#### [Problem statement]
Give every entry again, unchanged, and leave its images out.

#### [Dataset excerpts]
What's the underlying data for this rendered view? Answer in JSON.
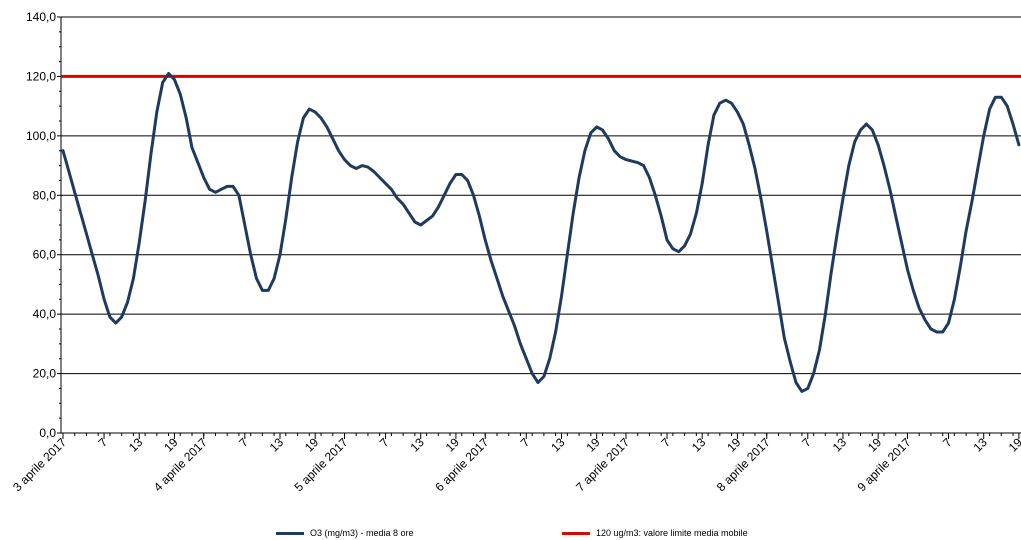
{
  "chart_data": {
    "type": "line",
    "ylim": [
      0,
      140
    ],
    "y_ticks": [
      "0,0",
      "20,0",
      "40,0",
      "60,0",
      "80,0",
      "100,0",
      "120,0",
      "140,0"
    ],
    "x_tick_labels": [
      "3 aprile 2017",
      "7",
      "13",
      "19",
      "4 aprile 2017",
      "7",
      "13",
      "19",
      "5 aprile 2017",
      "7",
      "13",
      "19",
      "6 aprile 2017",
      "7",
      "13",
      "19",
      "7 aprile 2017",
      "7",
      "13",
      "19",
      "8 aprile 2017",
      "7",
      "13",
      "19",
      "9 aprile 2017",
      "7",
      "13",
      "19"
    ],
    "grid": "horizontal",
    "legend_position": "bottom",
    "series": [
      {
        "name": "O3 (mg/m3) - media 8 ore",
        "color": "#1f3a5f",
        "values": [
          95,
          88,
          81,
          74,
          67,
          60,
          53,
          45,
          39,
          37,
          39,
          44,
          52,
          64,
          78,
          94,
          108,
          118,
          121,
          119,
          114,
          106,
          96,
          91,
          86,
          82,
          81,
          82,
          83,
          83,
          80,
          70,
          60,
          52,
          48,
          48,
          52,
          60,
          72,
          86,
          98,
          106,
          109,
          108,
          106,
          103,
          99,
          95,
          92,
          90,
          89,
          90,
          89.5,
          88,
          86,
          84,
          82,
          79,
          77,
          74,
          71,
          70,
          71.5,
          73,
          76,
          80,
          84,
          87,
          87,
          85,
          80,
          73,
          65,
          58,
          52,
          46,
          41,
          36,
          30,
          25,
          20,
          17,
          19,
          25,
          34,
          46,
          60,
          74,
          86,
          95,
          101,
          103,
          102,
          99,
          95,
          93,
          92,
          91.5,
          91,
          90,
          86,
          80,
          73,
          65,
          62,
          61,
          63,
          67,
          74,
          84,
          97,
          107,
          111,
          112,
          111,
          108,
          104,
          97,
          89,
          79,
          68,
          56,
          44,
          32,
          24,
          17,
          14,
          15,
          20,
          28,
          40,
          54,
          67,
          79,
          90,
          98,
          102,
          104,
          102,
          97,
          90,
          82,
          73,
          64,
          55,
          48,
          42,
          38,
          35,
          34,
          34,
          37,
          45,
          56,
          68,
          78,
          89,
          100,
          109,
          113,
          113,
          110,
          104,
          97
        ]
      },
      {
        "name": "120 ug/m3: valore limite media mobile",
        "color": "#e00000",
        "constant": 120
      }
    ]
  }
}
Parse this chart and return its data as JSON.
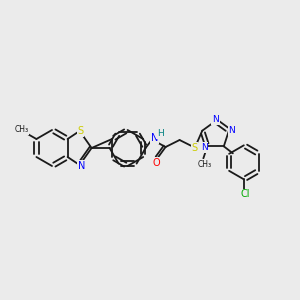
{
  "background_color": "#ebebeb",
  "bond_color": "#1a1a1a",
  "atom_colors": {
    "S": "#cccc00",
    "N": "#0000ff",
    "O": "#ff0000",
    "Cl": "#00aa00",
    "H": "#008080",
    "C": "#1a1a1a",
    "CH3": "#1a1a1a"
  },
  "figsize": [
    3.0,
    3.0
  ],
  "dpi": 100
}
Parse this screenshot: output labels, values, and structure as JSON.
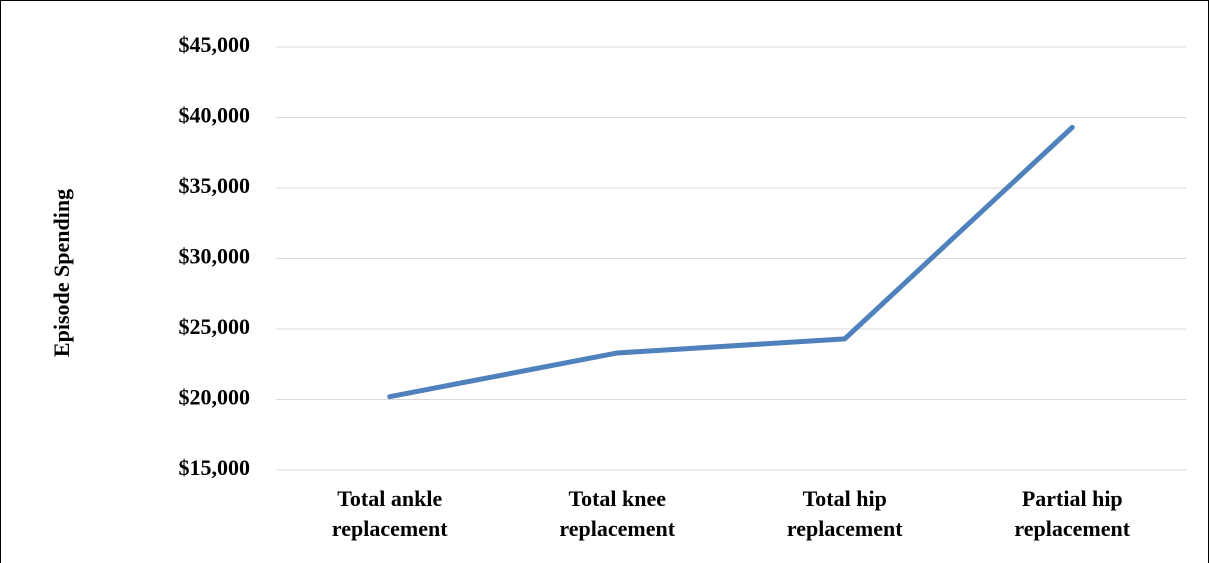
{
  "chart_data": {
    "type": "line",
    "y_axis_label": "Episode Spending",
    "categories": [
      "Total ankle replacement",
      "Total knee replacement",
      "Total hip replacement",
      "Partial hip replacement"
    ],
    "values": [
      20200,
      23300,
      24300,
      39300
    ],
    "color": "#4f81bd",
    "ylim": [
      15000,
      45000
    ],
    "yticks": [
      {
        "value": 15000,
        "label": "$15,000"
      },
      {
        "value": 20000,
        "label": "$20,000"
      },
      {
        "value": 25000,
        "label": "$25,000"
      },
      {
        "value": 30000,
        "label": "$30,000"
      },
      {
        "value": 35000,
        "label": "$35,000"
      },
      {
        "value": 40000,
        "label": "$40,000"
      },
      {
        "value": 45000,
        "label": "$45,000"
      }
    ],
    "grid": true
  }
}
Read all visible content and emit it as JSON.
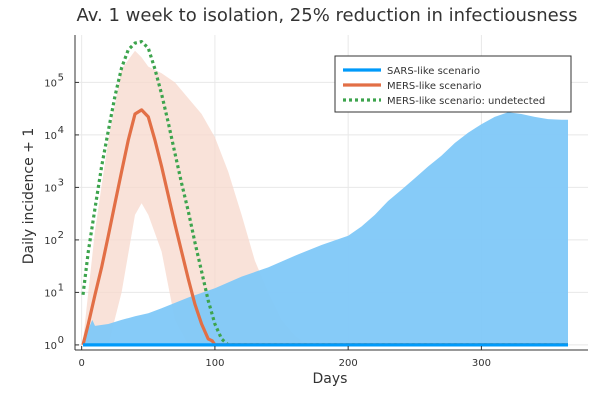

#### [Reply]
What's the underlying data for this rendered view? Answer in JSON.
{
  "chart_data": {
    "type": "line",
    "ylim": [
      0,
      140
    ],
    "y_ticks": [
      "0,0",
      "20,0",
      "40,0",
      "60,0",
      "80,0",
      "100,0",
      "120,0",
      "140,0"
    ],
    "x_tick_labels": [
      "3 aprile 2017",
      "7",
      "13",
      "19",
      "4 aprile 2017",
      "7",
      "13",
      "19",
      "5 aprile 2017",
      "7",
      "13",
      "19",
      "6 aprile 2017",
      "7",
      "13",
      "19",
      "7 aprile 2017",
      "7",
      "13",
      "19",
      "8 aprile 2017",
      "7",
      "13",
      "19",
      "9 aprile 2017",
      "7",
      "13",
      "19"
    ],
    "grid": "horizontal",
    "legend_position": "bottom",
    "series": [
      {
        "name": "O3 (mg/m3) - media 8 ore",
        "color": "#1f3a5f",
        "values": [
          95,
          88,
          81,
          74,
          67,
          60,
          53,
          45,
          39,
          37,
          39,
          44,
          52,
          64,
          78,
          94,
          108,
          118,
          121,
          119,
          114,
          106,
          96,
          91,
          86,
          82,
          81,
          82,
          83,
          83,
          80,
          70,
          60,
          52,
          48,
          48,
          52,
          60,
          72,
          86,
          98,
          106,
          109,
          108,
          106,
          103,
          99,
          95,
          92,
          90,
          89,
          90,
          89.5,
          88,
          86,
          84,
          82,
          79,
          77,
          74,
          71,
          70,
          71.5,
          73,
          76,
          80,
          84,
          87,
          87,
          85,
          80,
          73,
          65,
          58,
          52,
          46,
          41,
          36,
          30,
          25,
          20,
          17,
          19,
          25,
          34,
          46,
          60,
          74,
          86,
          95,
          101,
          103,
          102,
          99,
          95,
          93,
          92,
          91.5,
          91,
          90,
          86,
          80,
          73,
          65,
          62,
          61,
          63,
          67,
          74,
          84,
          97,
          107,
          111,
          112,
          111,
          108,
          104,
          97,
          89,
          79,
          68,
          56,
          44,
          32,
          24,
          17,
          14,
          15,
          20,
          28,
          40,
          54,
          67,
          79,
          90,
          98,
          102,
          104,
          102,
          97,
          90,
          82,
          73,
          64,
          55,
          48,
          42,
          38,
          35,
          34,
          34,
          37,
          45,
          56,
          68,
          78,
          89,
          100,
          109,
          113,
          113,
          110,
          104,
          97
        ]
      },
      {
        "name": "120 ug/m3: valore limite media mobile",
        "color": "#e00000",
        "constant": 120
      }
    ]
  }
}
Parse this chart and return its data as JSON.
{
  "background_color": "#ebebeb",
  "bond_color": "#1a1a1a",
  "atom_colors": {
    "S": "#cccc00",
    "N": "#0000ff",
    "O": "#ff0000",
    "Cl": "#00aa00",
    "H": "#008080",
    "C": "#1a1a1a",
    "CH3": "#1a1a1a"
  },
  "figsize": [
    3.0,
    3.0
  ],
  "dpi": 100
}
Parse this screenshot: output labels, values, and structure as JSON.
{
  "chart_data": {
    "type": "line",
    "y_axis_label": "Episode Spending",
    "categories": [
      "Total ankle replacement",
      "Total knee replacement",
      "Total hip replacement",
      "Partial hip replacement"
    ],
    "values": [
      20200,
      23300,
      24300,
      39300
    ],
    "color": "#4f81bd",
    "ylim": [
      15000,
      45000
    ],
    "yticks": [
      {
        "value": 15000,
        "label": "$15,000"
      },
      {
        "value": 20000,
        "label": "$20,000"
      },
      {
        "value": 25000,
        "label": "$25,000"
      },
      {
        "value": 30000,
        "label": "$30,000"
      },
      {
        "value": 35000,
        "label": "$35,000"
      },
      {
        "value": 40000,
        "label": "$40,000"
      },
      {
        "value": 45000,
        "label": "$45,000"
      }
    ],
    "grid": true
  }
}
Read all visible content and emit it as JSON.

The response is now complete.